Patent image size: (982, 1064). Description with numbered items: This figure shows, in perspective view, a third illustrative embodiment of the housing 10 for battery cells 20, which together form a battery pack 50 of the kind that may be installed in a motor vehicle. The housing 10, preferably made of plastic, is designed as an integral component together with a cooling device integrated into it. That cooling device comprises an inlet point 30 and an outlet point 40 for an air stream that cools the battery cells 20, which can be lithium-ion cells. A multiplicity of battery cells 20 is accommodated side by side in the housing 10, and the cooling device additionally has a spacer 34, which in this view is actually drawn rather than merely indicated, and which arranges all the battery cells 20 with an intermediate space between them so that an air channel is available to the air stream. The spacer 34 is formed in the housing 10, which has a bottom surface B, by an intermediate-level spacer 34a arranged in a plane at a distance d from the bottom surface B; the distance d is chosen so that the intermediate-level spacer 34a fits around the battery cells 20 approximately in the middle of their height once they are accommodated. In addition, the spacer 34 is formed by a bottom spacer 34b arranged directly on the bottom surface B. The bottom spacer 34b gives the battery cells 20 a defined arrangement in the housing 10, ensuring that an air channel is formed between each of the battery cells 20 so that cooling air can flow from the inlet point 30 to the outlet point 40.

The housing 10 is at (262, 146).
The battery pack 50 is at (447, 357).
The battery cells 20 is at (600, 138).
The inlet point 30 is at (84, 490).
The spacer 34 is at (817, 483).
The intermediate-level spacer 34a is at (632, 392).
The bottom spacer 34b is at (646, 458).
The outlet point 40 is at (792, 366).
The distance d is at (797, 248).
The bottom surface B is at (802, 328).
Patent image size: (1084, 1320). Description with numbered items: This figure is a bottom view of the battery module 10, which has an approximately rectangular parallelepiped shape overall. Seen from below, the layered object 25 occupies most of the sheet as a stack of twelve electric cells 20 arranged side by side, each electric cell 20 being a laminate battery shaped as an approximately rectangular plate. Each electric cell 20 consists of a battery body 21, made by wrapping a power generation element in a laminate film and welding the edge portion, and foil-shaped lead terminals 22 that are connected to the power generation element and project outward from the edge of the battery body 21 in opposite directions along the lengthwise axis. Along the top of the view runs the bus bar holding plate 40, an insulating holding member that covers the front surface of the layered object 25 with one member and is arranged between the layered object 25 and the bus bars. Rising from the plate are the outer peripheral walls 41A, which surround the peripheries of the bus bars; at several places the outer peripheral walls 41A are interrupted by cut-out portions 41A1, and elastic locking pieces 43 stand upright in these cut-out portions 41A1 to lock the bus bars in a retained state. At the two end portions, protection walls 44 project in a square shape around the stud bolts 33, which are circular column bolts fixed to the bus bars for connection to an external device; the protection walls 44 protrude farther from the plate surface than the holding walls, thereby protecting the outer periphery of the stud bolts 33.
┄┄┄┄┄┄┄┄┄┄┄┄┄┄┄┄┄┄┄┄
Task directions ->
Whatever appears in the listing should be copied exactly and completely.

Result of the task ->
Patent image size: (982, 1064). Description with numbered items: This figure shows, in perspective view, a third illustrative embodiment of the housing 10 for battery cells 20, which together form a battery pack 50 of the kind that may be installed in a motor vehicle. The housing 10, preferably made of plastic, is designed as an integral component together with a cooling device integrated into it. That cooling device comprises an inlet point 30 and an outlet point 40 for an air stream that cools the battery cells 20, which can be lithium-ion cells. A multiplicity of battery cells 20 is accommodated side by side in the housing 10, and the cooling device additionally has a spacer 34, which in this view is actually drawn rather than merely indicated, and which arranges all the battery cells 20 with an intermediate space between them so that an air channel is available to the air stream. The spacer 34 is formed in the housing 10, which has a bottom surface B, by an intermediate-level spacer 34a arranged in a plane at a distance d from the bottom surface B; the distance d is chosen so that the intermediate-level spacer 34a fits around the battery cells 20 approximately in the middle of their height once they are accommodated. In addition, the spacer 34 is formed by a bottom spacer 34b arranged directly on the bottom surface B. The bottom spacer 34b gives the battery cells 20 a defined arrangement in the housing 10, ensuring that an air channel is formed between each of the battery cells 20 so that cooling air can flow from the inlet point 30 to the outlet point 40.

The housing 10 is at (262, 146).
The battery pack 50 is at (447, 357).
The battery cells 20 is at (600, 138).
The inlet point 30 is at (84, 490).
The spacer 34 is at (817, 483).
The intermediate-level spacer 34a is at (632, 392).
The bottom spacer 34b is at (646, 458).
The outlet point 40 is at (792, 366).
The distance d is at (797, 248).
The bottom surface B is at (802, 328).
Patent image size: (1084, 1320). Description with numbered items: This figure is a bottom view of the battery module 10, which has an approximately rectangular parallelepiped shape overall. Seen from below, the layered object 25 occupies most of the sheet as a stack of twelve electric cells 20 arranged side by side, each electric cell 20 being a laminate battery shaped as an approximately rectangular plate. Each electric cell 20 consists of a battery body 21, made by wrapping a power generation element in a laminate film and welding the edge portion, and foil-shaped lead terminals 22 that are connected to the power generation element and project outward from the edge of the battery body 21 in opposite directions along the lengthwise axis. Along the top of the view runs the bus bar holding plate 40, an insulating holding member that covers the front surface of the layered object 25 with one member and is arranged between the layered object 25 and the bus bars. Rising from the plate are the outer peripheral walls 41A, which surround the peripheries of the bus bars; at several places the outer peripheral walls 41A are interrupted by cut-out portions 41A1, and elastic locking pieces 43 stand upright in these cut-out portions 41A1 to lock the bus bars in a retained state. At the two end portions, protection walls 44 project in a square shape around the stud bolts 33, which are circular column bolts fixed to the bus bars for connection to an external device; the protection walls 44 protrude farther from the plate surface than the holding walls, thereby protecting the outer periphery of the stud bolts 33.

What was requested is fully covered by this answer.